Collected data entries
+++

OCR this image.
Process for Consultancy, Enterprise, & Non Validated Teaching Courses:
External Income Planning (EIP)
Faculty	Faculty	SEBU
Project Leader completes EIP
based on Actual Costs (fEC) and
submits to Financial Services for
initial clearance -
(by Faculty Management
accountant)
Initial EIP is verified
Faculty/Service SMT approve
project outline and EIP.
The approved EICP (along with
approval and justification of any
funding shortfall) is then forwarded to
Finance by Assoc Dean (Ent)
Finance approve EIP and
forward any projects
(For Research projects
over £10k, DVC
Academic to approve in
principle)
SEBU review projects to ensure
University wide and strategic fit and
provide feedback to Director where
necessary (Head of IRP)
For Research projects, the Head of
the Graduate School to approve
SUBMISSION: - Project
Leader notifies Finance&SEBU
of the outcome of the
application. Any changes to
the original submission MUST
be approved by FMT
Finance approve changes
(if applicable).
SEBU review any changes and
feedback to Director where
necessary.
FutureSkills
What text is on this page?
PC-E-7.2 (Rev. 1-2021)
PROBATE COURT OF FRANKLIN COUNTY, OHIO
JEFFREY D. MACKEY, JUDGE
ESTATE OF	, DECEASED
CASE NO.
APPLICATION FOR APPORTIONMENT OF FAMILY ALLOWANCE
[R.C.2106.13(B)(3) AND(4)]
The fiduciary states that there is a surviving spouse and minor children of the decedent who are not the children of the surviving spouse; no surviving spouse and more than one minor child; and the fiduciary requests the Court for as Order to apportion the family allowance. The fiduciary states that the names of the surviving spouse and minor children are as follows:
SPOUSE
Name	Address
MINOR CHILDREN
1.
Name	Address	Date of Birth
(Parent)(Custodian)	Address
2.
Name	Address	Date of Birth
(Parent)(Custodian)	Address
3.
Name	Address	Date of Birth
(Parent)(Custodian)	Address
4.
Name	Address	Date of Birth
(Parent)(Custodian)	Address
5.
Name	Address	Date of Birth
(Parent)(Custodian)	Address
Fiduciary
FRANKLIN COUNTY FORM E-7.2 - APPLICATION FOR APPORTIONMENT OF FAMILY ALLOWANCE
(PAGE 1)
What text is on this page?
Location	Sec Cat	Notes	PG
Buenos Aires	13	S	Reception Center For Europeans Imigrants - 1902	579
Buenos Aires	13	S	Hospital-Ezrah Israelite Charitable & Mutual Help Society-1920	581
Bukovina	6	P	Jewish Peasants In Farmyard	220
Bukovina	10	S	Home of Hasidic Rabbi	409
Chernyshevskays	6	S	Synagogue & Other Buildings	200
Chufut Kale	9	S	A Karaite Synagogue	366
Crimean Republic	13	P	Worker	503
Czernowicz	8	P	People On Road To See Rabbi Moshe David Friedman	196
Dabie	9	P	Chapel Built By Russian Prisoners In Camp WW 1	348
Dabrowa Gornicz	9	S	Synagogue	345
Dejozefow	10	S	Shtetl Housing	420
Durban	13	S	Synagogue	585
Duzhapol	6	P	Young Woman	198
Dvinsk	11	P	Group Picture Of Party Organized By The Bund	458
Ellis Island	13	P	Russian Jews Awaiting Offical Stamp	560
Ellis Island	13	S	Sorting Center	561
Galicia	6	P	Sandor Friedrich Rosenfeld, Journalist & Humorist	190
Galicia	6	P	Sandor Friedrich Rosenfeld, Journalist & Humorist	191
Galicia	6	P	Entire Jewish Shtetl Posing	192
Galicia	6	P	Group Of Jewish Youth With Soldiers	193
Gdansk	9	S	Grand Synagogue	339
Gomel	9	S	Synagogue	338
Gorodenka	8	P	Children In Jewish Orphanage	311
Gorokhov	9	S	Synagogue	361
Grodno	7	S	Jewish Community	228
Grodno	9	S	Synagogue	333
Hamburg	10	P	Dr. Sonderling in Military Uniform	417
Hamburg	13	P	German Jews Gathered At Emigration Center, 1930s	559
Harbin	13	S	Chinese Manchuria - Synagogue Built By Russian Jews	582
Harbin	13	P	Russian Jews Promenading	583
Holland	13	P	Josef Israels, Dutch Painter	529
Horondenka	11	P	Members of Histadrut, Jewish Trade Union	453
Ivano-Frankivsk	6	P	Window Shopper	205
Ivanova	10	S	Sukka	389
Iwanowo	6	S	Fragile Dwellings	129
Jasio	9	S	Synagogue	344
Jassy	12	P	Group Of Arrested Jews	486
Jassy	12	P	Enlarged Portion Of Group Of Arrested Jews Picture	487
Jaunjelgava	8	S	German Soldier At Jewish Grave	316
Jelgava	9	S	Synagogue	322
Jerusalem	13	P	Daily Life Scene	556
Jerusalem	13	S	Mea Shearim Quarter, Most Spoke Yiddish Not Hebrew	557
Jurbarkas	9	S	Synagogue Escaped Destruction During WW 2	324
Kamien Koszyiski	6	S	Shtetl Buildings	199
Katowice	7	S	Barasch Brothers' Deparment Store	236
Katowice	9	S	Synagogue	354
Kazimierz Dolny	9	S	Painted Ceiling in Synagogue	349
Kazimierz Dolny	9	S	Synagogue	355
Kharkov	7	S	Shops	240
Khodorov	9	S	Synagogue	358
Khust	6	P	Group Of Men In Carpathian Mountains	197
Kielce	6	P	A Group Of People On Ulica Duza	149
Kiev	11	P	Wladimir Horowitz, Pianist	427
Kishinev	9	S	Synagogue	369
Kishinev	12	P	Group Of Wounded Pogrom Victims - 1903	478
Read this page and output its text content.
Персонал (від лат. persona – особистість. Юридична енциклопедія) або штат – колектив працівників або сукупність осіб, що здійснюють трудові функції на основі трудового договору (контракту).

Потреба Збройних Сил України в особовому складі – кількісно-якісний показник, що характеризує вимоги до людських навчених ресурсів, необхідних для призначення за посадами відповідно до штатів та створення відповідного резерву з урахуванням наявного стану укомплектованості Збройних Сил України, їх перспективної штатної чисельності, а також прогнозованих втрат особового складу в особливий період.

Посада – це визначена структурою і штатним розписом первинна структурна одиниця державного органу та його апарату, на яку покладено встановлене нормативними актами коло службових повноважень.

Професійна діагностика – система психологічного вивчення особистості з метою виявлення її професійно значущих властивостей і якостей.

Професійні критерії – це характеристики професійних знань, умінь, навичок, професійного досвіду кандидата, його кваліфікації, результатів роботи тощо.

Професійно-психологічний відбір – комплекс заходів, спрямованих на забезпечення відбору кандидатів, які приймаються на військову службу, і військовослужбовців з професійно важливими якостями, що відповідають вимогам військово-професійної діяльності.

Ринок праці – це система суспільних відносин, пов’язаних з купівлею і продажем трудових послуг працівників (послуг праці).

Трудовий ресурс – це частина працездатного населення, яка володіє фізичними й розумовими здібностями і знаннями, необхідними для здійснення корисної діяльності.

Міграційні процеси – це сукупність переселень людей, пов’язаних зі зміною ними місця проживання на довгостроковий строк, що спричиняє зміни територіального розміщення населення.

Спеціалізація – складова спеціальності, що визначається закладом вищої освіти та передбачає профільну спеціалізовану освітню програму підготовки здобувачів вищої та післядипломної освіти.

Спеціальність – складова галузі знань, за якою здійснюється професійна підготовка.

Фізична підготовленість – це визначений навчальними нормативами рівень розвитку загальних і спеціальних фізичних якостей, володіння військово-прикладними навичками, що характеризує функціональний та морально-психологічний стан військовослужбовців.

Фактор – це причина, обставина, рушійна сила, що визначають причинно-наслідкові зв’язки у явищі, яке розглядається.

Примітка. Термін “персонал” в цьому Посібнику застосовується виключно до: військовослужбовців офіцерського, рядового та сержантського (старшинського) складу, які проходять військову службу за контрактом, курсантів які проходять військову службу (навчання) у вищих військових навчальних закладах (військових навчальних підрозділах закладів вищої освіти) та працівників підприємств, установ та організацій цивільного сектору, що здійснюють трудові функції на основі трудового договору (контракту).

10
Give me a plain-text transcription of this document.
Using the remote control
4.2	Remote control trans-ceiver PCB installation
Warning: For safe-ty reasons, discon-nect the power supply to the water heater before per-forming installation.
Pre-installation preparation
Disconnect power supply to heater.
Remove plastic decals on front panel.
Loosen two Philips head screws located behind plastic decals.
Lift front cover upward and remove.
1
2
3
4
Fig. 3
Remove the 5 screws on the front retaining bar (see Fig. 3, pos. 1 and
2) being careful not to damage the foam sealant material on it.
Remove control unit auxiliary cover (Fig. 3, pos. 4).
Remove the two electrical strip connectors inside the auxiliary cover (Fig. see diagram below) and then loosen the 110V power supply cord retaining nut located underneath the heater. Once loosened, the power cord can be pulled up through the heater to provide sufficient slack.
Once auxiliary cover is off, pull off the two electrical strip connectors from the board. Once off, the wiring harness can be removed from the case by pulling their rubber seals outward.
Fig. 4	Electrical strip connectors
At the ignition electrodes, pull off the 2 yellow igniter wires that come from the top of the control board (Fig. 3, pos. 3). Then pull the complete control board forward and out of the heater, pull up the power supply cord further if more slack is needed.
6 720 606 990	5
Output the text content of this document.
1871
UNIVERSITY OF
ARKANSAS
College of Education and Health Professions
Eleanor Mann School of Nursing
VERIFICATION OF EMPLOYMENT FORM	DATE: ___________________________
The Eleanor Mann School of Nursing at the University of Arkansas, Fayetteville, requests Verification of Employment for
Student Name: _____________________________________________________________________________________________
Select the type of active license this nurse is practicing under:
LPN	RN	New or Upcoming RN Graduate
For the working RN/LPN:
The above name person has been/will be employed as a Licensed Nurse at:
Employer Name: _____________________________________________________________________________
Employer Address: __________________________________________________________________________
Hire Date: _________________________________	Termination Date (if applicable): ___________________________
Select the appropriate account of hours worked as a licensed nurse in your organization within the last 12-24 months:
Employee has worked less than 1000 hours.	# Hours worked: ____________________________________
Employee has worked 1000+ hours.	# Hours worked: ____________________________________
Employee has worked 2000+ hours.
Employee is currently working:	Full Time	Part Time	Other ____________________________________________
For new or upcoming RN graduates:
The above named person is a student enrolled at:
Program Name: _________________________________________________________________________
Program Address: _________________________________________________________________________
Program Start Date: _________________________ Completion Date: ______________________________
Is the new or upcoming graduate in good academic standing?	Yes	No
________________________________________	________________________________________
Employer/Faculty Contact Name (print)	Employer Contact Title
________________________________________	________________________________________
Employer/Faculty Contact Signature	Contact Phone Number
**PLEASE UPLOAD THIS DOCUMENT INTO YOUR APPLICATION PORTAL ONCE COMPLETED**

+++

▶ _Written task_
Look through the records above and report how many lines hold the word "feedback", giving only the number.

▶ _Answer below_
2